» Exercise requirements:
Gather every line holding the string "LLaMA".

====== Data extract ======

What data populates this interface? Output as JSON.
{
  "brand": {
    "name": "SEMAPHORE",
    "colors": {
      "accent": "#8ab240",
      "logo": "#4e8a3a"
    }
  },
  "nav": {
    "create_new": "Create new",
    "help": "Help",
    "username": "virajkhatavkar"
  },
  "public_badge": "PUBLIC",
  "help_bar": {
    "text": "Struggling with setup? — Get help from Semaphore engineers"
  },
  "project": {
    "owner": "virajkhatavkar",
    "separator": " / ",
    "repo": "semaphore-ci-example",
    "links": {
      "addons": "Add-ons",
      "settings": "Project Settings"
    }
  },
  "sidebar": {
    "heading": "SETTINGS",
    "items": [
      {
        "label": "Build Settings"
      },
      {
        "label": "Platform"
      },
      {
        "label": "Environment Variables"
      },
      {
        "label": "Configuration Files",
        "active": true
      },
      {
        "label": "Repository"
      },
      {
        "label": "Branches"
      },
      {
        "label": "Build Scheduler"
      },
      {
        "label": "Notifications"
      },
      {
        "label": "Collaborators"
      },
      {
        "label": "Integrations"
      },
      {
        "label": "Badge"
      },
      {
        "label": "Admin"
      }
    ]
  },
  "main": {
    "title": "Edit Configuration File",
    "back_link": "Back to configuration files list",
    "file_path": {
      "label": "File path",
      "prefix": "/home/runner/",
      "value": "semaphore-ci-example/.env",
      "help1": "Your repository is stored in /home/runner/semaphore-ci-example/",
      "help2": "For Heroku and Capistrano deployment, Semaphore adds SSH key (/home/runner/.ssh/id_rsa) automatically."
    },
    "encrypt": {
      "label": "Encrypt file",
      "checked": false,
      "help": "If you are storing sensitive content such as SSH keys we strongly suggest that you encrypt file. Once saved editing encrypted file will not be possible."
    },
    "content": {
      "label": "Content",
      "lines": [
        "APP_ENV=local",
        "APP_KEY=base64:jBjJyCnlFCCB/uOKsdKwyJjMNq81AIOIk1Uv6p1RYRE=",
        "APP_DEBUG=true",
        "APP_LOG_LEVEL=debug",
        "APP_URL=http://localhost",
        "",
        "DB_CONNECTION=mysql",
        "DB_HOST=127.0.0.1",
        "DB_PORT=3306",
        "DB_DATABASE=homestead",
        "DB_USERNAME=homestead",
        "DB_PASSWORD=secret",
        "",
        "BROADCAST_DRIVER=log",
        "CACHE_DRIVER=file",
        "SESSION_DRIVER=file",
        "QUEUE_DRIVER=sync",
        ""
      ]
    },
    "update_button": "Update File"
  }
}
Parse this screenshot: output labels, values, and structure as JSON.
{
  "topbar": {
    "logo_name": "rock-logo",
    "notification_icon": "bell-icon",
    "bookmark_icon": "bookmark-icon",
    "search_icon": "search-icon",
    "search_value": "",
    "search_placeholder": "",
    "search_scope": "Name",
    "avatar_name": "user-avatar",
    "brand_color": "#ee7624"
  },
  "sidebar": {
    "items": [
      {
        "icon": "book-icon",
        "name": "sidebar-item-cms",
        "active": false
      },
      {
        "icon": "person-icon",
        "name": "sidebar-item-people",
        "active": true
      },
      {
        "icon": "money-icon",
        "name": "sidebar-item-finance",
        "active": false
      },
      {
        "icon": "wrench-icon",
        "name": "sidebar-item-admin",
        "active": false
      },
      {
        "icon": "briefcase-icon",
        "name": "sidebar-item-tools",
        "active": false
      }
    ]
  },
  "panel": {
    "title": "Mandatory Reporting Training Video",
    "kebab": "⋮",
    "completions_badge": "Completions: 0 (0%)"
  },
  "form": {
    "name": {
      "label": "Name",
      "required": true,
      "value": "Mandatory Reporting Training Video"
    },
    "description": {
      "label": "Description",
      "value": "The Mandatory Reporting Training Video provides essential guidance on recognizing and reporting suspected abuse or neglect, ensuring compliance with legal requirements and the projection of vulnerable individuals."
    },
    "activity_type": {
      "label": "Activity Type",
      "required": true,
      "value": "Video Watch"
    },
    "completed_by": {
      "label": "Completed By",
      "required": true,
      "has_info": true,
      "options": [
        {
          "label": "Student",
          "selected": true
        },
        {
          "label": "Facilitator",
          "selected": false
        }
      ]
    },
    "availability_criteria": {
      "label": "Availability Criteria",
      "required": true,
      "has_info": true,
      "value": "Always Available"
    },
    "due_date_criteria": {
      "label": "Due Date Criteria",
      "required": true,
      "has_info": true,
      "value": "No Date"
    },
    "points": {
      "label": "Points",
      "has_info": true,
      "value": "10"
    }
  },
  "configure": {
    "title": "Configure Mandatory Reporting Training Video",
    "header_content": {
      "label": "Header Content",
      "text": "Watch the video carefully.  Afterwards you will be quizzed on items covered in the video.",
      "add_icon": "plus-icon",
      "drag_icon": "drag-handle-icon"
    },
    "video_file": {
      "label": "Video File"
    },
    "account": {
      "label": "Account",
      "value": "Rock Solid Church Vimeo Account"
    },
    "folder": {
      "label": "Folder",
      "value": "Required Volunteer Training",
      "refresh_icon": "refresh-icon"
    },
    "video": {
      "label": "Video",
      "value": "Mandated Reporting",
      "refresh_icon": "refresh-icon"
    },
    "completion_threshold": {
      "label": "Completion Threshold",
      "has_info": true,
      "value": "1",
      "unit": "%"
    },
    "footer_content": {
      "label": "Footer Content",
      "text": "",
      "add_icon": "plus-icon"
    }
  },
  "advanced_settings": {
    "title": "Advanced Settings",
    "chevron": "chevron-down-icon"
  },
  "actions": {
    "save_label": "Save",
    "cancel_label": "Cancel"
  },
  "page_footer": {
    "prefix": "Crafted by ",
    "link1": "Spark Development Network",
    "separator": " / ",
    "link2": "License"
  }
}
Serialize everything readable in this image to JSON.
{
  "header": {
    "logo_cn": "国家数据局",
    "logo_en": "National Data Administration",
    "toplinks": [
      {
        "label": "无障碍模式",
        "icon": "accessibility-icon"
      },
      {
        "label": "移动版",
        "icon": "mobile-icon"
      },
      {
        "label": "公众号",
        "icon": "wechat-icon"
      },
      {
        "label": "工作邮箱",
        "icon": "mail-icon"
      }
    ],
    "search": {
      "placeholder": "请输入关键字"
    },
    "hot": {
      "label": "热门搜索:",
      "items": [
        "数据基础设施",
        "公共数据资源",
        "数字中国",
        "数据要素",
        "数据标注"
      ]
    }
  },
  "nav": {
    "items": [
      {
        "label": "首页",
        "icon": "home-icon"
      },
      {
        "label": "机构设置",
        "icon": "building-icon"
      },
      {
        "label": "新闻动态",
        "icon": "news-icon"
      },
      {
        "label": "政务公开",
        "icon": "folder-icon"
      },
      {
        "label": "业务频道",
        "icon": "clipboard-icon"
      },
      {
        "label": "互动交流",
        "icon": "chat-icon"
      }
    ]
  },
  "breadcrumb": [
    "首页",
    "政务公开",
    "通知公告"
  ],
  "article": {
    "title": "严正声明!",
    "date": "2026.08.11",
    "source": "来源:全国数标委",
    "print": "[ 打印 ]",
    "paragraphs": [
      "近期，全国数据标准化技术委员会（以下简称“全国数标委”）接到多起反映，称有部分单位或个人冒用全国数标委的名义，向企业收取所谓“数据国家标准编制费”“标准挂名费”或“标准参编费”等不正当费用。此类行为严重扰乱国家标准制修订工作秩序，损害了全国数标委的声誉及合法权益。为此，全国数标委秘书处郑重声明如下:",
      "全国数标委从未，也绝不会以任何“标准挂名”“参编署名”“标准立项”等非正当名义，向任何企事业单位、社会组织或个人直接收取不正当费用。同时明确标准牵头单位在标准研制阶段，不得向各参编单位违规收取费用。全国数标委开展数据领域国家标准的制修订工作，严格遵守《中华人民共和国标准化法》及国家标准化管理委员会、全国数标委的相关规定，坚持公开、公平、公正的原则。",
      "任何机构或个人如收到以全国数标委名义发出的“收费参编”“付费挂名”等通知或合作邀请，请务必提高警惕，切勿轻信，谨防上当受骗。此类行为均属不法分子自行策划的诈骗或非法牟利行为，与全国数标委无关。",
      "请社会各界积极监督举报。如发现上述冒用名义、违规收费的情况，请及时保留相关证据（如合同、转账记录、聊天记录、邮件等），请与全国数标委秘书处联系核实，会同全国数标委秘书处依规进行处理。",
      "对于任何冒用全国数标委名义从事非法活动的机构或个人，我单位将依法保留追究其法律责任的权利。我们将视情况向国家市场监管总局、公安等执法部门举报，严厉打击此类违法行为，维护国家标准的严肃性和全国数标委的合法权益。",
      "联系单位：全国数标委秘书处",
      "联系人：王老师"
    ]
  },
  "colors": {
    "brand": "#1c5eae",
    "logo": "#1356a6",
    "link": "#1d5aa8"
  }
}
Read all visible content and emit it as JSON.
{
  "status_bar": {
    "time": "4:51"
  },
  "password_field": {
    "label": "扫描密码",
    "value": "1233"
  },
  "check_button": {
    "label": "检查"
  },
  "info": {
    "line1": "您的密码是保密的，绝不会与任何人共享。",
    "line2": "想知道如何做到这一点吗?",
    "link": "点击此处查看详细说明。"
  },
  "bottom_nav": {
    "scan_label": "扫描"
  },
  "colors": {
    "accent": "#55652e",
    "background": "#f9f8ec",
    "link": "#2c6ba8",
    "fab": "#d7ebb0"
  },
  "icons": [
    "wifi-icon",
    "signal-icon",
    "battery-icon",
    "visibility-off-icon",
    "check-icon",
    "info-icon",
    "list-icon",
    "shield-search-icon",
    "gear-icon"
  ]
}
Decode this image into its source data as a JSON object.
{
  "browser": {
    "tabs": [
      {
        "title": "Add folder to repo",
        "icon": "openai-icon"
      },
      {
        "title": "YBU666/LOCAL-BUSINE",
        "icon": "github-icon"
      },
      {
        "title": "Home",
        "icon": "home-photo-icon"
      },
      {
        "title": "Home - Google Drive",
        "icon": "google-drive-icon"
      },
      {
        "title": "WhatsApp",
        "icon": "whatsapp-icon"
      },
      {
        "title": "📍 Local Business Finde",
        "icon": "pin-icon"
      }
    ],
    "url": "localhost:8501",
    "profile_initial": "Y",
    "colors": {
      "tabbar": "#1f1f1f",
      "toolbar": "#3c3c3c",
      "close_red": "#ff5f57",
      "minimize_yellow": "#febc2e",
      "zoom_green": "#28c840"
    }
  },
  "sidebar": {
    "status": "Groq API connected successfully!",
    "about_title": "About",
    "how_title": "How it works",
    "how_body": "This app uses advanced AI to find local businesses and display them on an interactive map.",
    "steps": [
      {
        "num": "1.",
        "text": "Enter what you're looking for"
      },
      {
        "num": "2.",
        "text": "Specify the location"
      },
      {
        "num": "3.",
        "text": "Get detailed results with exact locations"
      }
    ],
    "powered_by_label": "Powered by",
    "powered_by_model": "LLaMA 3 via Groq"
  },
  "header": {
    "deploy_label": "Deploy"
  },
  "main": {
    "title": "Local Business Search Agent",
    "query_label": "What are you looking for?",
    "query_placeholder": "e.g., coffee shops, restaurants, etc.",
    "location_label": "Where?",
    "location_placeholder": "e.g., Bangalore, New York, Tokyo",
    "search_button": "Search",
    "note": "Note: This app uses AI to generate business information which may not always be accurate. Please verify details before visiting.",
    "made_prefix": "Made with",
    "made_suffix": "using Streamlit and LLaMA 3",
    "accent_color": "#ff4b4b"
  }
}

======

» Task output:
    "powered_by_model": "LLaMA 3 via Groq"
    "made_suffix": "using Streamlit and LLaMA 3",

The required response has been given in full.